REQUIRED ACTIONS
a. From the garden post, reproduce word for word the part that opens with the words containing "Number one (above)" and closes with "a complete disappearance.".
b. In the garden post, which white flower is Geum 'Mrs J Bradshaw' pictured beside?

PASSAGE PROVIDED
● ● ●

SoS (plus One): October 12, 2019

It was a dull, cool and windy day today: a return to winter, and not really the best sort of weather for taking garden photos. Flowers were tossing uncooperatively in the breeze and the sun was obscuring itself behind banks of grey, but unfortunately not rain-bearing, clouds. However, I found six photos as I’m joining in with the Six on Saturday crowd for the regular round-up of the interesting things that can be seen in gardens around the world.

Number one (above) for me is the Ceonothus now flowering in a profusion of sapphire cloudlets. On sunnier days it has been a magnet for legions of bees, but it was a quiet scene this morning.

Two: In a brief patch of sunlight, Ajuga repens flowers appeared like a miniature purple conifer forest.

Three: An iris with no name was flanked by Geum ‘Totally Tangerine’

Four: Geum ‘Mrs J Bradshaw’ posed charmingly beside some white Alyssum. I think whoever Mrs J Bradshaw was, she must have been a very fine person.

Five: This time last year, the garden was resplendent with Ranunculas of varied and delightful colours. This year there are but a few. Ranunculas have been happily proliferating here for a number of years, so I hope the downturn is simply to do with the lack of rain perhaps, and not a complete disappearance.

● ● ●

DATASET ROWS

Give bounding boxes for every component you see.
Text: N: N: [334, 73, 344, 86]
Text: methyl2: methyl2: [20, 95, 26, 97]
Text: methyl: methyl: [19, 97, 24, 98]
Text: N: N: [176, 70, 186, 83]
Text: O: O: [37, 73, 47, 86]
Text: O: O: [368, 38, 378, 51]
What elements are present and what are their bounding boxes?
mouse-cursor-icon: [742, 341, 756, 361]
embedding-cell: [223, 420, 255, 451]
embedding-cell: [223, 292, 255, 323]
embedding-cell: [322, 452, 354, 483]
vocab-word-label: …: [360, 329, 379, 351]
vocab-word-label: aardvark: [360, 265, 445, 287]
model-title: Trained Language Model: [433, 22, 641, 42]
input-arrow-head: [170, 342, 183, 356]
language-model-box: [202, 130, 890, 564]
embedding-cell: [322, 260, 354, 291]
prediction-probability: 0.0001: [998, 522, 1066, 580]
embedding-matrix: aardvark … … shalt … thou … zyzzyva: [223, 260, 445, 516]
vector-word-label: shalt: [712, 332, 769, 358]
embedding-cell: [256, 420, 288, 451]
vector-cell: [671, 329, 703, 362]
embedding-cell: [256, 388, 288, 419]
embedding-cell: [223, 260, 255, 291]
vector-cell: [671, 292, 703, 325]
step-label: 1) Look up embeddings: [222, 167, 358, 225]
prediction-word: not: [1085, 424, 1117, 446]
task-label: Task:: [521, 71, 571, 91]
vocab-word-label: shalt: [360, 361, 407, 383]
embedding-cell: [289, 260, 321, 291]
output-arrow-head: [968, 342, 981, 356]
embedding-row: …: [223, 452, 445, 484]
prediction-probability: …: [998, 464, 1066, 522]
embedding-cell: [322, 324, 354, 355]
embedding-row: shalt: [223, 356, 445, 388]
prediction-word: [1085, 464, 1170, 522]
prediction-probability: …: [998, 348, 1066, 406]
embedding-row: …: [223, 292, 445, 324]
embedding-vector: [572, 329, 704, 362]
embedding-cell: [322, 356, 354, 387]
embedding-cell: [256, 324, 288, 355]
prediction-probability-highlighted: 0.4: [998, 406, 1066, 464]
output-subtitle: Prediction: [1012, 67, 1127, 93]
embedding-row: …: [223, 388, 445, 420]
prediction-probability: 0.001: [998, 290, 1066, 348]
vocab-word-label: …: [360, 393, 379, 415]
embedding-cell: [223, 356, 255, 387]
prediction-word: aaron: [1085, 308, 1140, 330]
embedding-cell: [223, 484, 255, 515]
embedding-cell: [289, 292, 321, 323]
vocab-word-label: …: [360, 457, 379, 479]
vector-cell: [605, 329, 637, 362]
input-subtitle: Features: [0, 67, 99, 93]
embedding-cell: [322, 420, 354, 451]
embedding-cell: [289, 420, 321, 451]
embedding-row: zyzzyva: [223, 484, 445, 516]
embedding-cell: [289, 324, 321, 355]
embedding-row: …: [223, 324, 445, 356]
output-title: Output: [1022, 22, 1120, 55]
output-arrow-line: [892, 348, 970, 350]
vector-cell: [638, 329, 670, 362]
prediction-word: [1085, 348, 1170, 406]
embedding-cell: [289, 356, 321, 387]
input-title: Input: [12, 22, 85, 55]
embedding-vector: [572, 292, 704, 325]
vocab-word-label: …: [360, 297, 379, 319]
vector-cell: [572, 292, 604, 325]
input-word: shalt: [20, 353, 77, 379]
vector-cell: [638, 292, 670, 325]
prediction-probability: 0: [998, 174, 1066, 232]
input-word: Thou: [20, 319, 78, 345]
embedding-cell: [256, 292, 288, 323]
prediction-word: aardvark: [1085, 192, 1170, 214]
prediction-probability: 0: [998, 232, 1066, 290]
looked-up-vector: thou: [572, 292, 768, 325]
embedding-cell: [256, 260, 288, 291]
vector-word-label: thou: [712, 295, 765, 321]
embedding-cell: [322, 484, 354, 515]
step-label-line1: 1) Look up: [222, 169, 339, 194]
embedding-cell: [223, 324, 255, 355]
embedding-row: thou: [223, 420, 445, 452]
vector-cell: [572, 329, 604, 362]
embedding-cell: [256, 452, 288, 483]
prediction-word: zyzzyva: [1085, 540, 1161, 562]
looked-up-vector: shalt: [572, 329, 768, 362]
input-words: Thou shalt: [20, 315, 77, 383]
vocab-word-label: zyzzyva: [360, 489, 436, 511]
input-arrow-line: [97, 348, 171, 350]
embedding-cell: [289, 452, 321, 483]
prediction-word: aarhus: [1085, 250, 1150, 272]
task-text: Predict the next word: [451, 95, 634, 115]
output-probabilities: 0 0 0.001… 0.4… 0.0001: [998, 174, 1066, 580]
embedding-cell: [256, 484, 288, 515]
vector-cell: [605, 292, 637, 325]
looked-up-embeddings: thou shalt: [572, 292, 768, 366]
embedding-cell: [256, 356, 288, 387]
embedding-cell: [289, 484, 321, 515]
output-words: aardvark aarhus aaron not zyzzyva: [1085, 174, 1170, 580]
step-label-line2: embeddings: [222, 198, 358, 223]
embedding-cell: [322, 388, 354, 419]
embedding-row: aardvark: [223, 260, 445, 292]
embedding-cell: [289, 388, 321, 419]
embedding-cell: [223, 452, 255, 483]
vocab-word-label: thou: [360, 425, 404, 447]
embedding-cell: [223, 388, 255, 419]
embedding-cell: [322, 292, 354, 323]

● ● ●

LIST OF SOLUTIONS
a.
Number one (above) for me is the Ceonothus now flowering in a profusion of sapphire cloudlets. On sunnier days it has been a magnet for legions of bees, but it was a quiet scene this morning.

Two: In a brief patch of sunlight, Ajuga repens flowers appeared like a miniature purple conifer forest.

Three: An iris with no name was flanked by Geum ‘Totally Tangerine’

Four: Geum ‘Mrs J Bradshaw’ posed charmingly beside some white Alyssum. I think whoever Mrs J Bradshaw was, she must have been a very fine person.

Five: This time last year, the garden was resplendent with Ranunculas of varied and delightful colours. This year there are but a few. Ranunculas have been happily proliferating here for a number of years, so I hope the downturn is simply to do with the lack of rain perhaps, and not a complete disappearance.

b. White Alyssum.